• What is needed: Return the lines of the records that start with the line containing "chart-title: Chart Title" and continue through the line containing "bar-segment bbox=[564, 91, 654, 159]", copying each one exactly, with both of those lines included.

• Data rows:
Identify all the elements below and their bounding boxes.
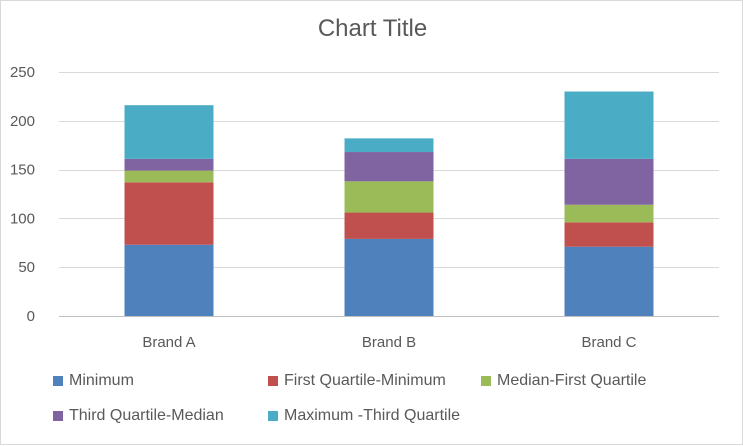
chart-title: Chart Title bbox=[317, 15, 428, 42]
bar-segment bbox=[344, 152, 434, 182]
bar-segment bbox=[344, 181, 434, 213]
bar-segment bbox=[124, 105, 214, 159]
bar-segment bbox=[344, 212, 434, 239]
y-tick-label: 100 bbox=[10, 210, 35, 227]
bar-segment bbox=[564, 222, 654, 247]
bar-segment bbox=[124, 170, 214, 183]
x-tick-label: Brand B bbox=[362, 334, 416, 351]
bar-segment bbox=[564, 204, 654, 223]
bar-segment bbox=[564, 158, 654, 205]
y-tick-label: 0 bbox=[27, 308, 35, 325]
x-tick-label: Brand C bbox=[581, 334, 636, 351]
bar-segment bbox=[564, 91, 654, 159]
y-tick-label: 200 bbox=[10, 113, 35, 130]
bar-segment bbox=[344, 238, 434, 316]
x-tick-label: Brand A bbox=[142, 334, 195, 351]
bar-segment bbox=[344, 138, 434, 153]
bar-segment bbox=[564, 246, 654, 316]
bar-segment bbox=[124, 244, 214, 316]
y-tick-label: 50 bbox=[18, 259, 35, 276]
bar-segment bbox=[124, 158, 214, 171]
bar-segment bbox=[124, 182, 214, 245]
y-tick-label: 150 bbox=[10, 162, 35, 179]
y-tick-label: 250 bbox=[10, 64, 35, 81]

• Full response:
chart-title: Chart Title bbox=[317, 15, 428, 42]
bar-segment bbox=[344, 152, 434, 182]
bar-segment bbox=[344, 181, 434, 213]
bar-segment bbox=[124, 105, 214, 159]
bar-segment bbox=[344, 212, 434, 239]
y-tick-label: 100 bbox=[10, 210, 35, 227]
bar-segment bbox=[564, 222, 654, 247]
bar-segment bbox=[124, 170, 214, 183]
x-tick-label: Brand B bbox=[362, 334, 416, 351]
bar-segment bbox=[564, 204, 654, 223]
bar-segment bbox=[564, 158, 654, 205]
y-tick-label: 0 bbox=[27, 308, 35, 325]
x-tick-label: Brand C bbox=[581, 334, 636, 351]
bar-segment bbox=[564, 91, 654, 159]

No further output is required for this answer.